Presidents don’t talk down their country; they try to exude
confidence, especially in the era of hyper-globalization where even the
most innocuous statements could cause panic in the financial markets.
This may explain President Goodluck Jonathan’s assurance at his media
chat last week that Nigeria was not broke. ‘If the country is broke, you
won’t see most of the investors running over themselves to invest in
the country,’ he contended. Nigeria technically broke? No, but the signs
of an impending financial and economic storm are unmistakable. The two
most poignant danger signals are the fuel subsidy budget and the likely
continued decline in the price of crude oil, both of which will continue
to deplete the nation’s foreign reserves and depreciate the value of
the naira. They will ultimately escalate inflation, stifle economic
growth, and eventually kill Jonathan’s ‘Transformation Agenda’.
Nigeria budgeted N888 billion ($5.55 billion) for its fuel subsidies
in 2012, but the Nigerian National Petroleum Corporation (NNPC) and the
Finance Ministry claim that N451 billion of it has already been spent on
back payments for 2011. Finance minister and coordinating minister of
the economy, Ngozi Okonjo-Iweala, says additional $4 billion or N620
billion was needed to ensure subsidy is paid. To do this, government
must raid the $3.5-$4 billion excess crude account (ECA), resulting in a
whopping N1.51 trillion going into paying for subsidy. The oil
marketers – the main beneficiaries of the subsidy largesse – reportedly
owe international banks another $3.4 billion (about N530 billion). If
paid, this could push the subsidy payment this year to about N2.04
trillion.
The NNPC is also covering additional cost of imports with opaque
crude oil swaps. If the swaps are monetised, Nigeria could actually be
spending more than 50 percent of its budget on subsidy. If about 70
percent of the 2012 budget is allocated to recurrent expenditures, then
very little is left for capital expenditure, let alone funding critical
planks of Jonathan’s ‘Transformation Agenda’ like public infrastructure
projects, education, and healthcare. The Central Bank of Nigeria (CBN)
and many economists have warned about the unsustainability of the
subsidy, but government isn’t listening. The nationwide shutdown by
labour and civil society groups when subsidy removal was announced in
January is still haunting it.

WHAT YOU ARE ASKED TO DO: Repeat word for word the passage from the piece on Nigeria's fuel subsidy, starting at "Presidents don’t talk" and ending at "Jonathan’s ‘Transformation Agenda’.".

DATA SHOWN:
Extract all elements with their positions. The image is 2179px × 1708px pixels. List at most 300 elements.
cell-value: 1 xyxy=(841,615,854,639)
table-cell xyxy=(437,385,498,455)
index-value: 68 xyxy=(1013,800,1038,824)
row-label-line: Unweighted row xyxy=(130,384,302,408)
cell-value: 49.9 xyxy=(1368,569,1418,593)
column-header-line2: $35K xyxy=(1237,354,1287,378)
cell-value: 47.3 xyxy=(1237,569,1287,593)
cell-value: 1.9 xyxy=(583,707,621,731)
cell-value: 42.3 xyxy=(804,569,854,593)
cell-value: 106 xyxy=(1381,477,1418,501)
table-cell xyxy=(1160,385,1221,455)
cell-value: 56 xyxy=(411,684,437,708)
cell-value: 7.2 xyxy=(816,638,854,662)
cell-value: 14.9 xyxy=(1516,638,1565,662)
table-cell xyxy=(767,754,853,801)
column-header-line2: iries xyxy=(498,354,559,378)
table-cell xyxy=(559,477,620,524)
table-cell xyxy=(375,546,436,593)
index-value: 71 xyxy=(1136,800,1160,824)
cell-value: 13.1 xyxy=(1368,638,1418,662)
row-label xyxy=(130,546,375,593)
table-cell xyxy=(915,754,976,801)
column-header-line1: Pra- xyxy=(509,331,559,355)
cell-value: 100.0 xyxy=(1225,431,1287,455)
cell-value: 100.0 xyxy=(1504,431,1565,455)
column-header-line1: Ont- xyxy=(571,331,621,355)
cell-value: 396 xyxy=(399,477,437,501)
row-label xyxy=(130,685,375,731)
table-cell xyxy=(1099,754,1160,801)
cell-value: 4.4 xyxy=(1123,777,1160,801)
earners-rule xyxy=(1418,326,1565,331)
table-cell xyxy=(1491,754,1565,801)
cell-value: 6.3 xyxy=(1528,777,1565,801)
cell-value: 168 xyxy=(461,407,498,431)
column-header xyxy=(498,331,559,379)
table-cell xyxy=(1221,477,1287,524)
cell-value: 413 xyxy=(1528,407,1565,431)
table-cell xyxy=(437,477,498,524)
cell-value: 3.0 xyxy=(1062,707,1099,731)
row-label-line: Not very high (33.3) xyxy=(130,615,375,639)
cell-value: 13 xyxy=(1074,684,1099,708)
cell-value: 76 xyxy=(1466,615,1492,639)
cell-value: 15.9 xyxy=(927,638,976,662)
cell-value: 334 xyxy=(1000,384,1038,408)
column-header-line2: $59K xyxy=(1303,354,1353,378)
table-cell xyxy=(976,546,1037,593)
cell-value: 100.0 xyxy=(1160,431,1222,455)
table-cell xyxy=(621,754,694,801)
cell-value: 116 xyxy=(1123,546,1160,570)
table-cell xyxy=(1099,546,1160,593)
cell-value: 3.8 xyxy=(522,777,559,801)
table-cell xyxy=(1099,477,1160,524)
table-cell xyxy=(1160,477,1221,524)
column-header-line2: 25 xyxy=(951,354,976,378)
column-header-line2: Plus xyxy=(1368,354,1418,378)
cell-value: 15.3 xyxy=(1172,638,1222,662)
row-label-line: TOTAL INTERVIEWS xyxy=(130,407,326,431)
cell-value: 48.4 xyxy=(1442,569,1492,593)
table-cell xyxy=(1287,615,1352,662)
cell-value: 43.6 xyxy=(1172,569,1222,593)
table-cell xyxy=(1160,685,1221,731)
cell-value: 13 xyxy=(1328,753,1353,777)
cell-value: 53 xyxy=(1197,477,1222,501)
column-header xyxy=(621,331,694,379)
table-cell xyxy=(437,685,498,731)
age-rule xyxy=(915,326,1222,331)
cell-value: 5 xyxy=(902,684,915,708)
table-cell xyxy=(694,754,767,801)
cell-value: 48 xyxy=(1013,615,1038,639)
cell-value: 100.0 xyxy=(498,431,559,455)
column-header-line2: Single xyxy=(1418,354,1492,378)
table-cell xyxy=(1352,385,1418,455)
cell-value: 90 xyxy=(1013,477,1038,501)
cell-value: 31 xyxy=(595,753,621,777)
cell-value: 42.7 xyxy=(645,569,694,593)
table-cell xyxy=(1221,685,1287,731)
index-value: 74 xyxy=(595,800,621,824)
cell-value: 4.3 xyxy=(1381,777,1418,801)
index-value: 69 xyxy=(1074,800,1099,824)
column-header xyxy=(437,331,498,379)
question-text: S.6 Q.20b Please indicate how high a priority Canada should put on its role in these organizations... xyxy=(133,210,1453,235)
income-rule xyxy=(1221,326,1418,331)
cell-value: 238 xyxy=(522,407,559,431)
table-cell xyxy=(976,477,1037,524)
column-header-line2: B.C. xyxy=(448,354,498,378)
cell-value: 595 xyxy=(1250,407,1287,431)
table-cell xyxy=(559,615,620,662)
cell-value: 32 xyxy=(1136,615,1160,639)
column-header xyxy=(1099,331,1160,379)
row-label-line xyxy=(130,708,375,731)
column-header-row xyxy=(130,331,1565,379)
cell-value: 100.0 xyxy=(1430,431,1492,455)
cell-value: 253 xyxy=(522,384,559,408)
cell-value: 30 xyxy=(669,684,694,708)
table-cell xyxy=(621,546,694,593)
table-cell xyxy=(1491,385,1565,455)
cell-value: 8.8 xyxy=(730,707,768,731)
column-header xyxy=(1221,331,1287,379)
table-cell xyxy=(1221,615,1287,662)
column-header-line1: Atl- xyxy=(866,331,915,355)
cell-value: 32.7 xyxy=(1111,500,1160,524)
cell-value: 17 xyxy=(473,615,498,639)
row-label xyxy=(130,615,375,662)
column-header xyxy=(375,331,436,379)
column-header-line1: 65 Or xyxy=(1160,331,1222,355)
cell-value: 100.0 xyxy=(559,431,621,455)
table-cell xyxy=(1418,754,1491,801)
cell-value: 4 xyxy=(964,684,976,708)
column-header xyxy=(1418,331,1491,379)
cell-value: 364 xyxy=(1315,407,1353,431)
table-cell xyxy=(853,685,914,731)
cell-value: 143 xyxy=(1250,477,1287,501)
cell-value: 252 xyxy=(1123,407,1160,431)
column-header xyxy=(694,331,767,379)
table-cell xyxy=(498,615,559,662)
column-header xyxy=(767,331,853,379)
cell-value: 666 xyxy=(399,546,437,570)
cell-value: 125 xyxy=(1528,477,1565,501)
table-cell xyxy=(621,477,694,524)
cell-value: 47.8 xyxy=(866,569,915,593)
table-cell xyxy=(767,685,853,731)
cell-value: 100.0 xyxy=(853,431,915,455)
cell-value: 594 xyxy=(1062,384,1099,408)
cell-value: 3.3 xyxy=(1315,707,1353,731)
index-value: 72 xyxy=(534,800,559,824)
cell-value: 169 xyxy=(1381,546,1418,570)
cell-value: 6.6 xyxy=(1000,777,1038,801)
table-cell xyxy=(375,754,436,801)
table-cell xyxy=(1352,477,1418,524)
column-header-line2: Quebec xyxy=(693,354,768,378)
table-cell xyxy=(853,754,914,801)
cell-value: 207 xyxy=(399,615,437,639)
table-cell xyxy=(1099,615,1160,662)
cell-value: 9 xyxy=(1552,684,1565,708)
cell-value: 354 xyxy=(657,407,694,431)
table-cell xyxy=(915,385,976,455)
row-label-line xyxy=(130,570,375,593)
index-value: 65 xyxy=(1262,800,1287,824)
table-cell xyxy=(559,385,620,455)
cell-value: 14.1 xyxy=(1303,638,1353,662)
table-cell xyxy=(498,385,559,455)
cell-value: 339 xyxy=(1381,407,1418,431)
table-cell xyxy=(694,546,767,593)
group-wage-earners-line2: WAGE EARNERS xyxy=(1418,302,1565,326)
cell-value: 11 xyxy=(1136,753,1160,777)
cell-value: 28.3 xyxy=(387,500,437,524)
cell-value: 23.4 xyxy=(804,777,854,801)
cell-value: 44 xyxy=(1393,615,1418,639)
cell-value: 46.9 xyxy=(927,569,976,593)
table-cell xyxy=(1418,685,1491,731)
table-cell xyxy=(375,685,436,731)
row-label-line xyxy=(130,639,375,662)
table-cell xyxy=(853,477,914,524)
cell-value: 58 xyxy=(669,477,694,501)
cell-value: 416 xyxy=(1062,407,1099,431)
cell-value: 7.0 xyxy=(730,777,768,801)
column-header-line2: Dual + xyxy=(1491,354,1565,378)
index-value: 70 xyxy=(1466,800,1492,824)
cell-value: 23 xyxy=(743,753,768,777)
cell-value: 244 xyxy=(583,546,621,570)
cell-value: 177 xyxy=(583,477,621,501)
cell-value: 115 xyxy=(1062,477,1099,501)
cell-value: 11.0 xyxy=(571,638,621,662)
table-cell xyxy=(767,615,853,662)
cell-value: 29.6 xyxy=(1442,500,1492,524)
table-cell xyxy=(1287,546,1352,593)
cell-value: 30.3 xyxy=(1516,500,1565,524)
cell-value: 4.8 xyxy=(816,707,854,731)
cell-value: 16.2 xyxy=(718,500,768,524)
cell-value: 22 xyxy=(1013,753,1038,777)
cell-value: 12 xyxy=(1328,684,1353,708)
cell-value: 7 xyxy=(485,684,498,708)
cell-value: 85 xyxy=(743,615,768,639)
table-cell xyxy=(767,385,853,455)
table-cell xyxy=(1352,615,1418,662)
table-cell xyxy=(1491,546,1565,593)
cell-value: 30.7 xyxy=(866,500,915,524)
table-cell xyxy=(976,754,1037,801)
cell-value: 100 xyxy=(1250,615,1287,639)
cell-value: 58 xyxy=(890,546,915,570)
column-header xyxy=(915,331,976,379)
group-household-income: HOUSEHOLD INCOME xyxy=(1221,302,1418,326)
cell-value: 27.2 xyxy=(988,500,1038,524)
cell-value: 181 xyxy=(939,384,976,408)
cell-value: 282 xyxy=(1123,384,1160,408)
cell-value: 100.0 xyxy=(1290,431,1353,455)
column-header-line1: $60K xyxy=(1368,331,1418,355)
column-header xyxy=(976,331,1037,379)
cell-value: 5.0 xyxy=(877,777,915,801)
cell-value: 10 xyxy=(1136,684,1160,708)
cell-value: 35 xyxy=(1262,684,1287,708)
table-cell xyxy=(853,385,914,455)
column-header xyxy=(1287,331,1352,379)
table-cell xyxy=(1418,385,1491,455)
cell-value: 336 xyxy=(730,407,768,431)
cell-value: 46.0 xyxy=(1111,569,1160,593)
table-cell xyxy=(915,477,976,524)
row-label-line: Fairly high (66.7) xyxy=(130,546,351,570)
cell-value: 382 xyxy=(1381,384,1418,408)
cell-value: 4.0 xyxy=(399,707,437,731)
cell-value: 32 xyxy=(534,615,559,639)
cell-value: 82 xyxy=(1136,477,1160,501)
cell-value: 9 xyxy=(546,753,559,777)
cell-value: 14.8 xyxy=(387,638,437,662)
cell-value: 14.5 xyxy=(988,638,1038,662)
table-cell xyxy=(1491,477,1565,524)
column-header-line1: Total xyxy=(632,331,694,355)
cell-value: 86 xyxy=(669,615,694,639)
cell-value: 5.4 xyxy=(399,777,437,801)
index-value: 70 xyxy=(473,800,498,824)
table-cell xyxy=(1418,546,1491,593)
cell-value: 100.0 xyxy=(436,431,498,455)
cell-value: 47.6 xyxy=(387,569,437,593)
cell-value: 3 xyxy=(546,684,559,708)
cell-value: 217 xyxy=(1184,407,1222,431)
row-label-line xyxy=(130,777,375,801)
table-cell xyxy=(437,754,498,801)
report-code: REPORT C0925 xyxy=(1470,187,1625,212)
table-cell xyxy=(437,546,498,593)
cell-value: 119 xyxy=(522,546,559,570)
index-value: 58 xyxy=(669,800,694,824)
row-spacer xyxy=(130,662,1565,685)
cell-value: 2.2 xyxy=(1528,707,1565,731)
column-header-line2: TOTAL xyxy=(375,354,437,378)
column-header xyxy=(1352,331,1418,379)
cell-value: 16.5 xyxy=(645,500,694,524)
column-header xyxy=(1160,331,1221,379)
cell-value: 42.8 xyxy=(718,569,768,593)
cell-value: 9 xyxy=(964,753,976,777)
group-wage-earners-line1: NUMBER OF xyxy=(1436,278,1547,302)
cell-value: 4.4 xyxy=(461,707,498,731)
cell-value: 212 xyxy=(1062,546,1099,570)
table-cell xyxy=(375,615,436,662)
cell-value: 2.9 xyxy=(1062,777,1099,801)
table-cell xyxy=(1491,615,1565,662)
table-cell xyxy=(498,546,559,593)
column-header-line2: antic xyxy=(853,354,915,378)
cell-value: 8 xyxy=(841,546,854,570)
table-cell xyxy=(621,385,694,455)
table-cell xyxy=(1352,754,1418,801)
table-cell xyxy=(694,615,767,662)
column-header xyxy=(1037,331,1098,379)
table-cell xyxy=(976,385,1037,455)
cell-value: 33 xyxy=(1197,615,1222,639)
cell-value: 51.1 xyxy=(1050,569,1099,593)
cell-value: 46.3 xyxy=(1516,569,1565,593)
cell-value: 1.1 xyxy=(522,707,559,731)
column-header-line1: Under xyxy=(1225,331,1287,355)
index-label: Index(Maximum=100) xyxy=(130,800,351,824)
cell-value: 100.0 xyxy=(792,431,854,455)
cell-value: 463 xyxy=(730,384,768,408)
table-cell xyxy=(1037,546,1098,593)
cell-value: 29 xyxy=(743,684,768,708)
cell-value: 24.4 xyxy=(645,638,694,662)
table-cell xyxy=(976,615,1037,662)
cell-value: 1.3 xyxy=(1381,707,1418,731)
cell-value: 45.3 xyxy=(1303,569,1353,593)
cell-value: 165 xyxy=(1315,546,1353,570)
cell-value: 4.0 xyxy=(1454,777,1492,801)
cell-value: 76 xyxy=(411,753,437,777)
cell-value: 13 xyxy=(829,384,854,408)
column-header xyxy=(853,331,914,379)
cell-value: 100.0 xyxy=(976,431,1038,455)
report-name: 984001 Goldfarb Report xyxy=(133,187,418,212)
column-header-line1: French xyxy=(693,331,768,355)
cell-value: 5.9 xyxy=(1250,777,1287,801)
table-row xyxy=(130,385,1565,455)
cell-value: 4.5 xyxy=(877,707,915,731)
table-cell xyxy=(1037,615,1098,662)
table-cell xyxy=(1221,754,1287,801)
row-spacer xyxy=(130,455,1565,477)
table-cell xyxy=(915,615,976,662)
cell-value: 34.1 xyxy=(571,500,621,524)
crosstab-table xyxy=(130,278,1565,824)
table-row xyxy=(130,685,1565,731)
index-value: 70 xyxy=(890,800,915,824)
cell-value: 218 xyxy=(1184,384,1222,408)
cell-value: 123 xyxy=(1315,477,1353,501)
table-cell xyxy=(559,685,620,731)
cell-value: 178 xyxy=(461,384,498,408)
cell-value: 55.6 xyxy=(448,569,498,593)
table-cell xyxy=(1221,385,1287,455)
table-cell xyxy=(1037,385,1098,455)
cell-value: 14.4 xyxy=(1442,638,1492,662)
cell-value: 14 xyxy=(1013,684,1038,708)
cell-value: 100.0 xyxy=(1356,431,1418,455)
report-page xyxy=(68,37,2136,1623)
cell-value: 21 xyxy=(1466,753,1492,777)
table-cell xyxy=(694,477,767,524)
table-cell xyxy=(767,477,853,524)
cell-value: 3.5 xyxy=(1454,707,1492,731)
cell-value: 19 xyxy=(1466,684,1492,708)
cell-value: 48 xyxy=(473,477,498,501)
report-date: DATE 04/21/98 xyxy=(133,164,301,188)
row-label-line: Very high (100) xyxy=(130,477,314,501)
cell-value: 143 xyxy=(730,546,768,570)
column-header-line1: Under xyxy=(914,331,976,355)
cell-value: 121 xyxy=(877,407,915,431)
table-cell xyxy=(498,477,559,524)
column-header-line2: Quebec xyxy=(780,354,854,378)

RESPONSE FOR THIS EXERCISE:
Presidents don’t talk down their country; they try to exude
confidence, especially in the era of hyper-globalization where even the
most innocuous statements could cause panic in the financial markets.
This may explain President Goodluck Jonathan’s assurance at his media
chat last week that Nigeria was not broke. ‘If the country is broke, you
won’t see most of the investors running over themselves to invest in
the country,’ he contended. Nigeria technically broke? No, but the signs
of an impending financial and economic storm are unmistakable. The two
most poignant danger signals are the fuel subsidy budget and the likely
continued decline in the price of crude oil, both of which will continue
to deplete the nation’s foreign reserves and depreciate the value of
the naira. They will ultimately escalate inflation, stifle economic
growth, and eventually kill Jonathan’s ‘Transformation Agenda’.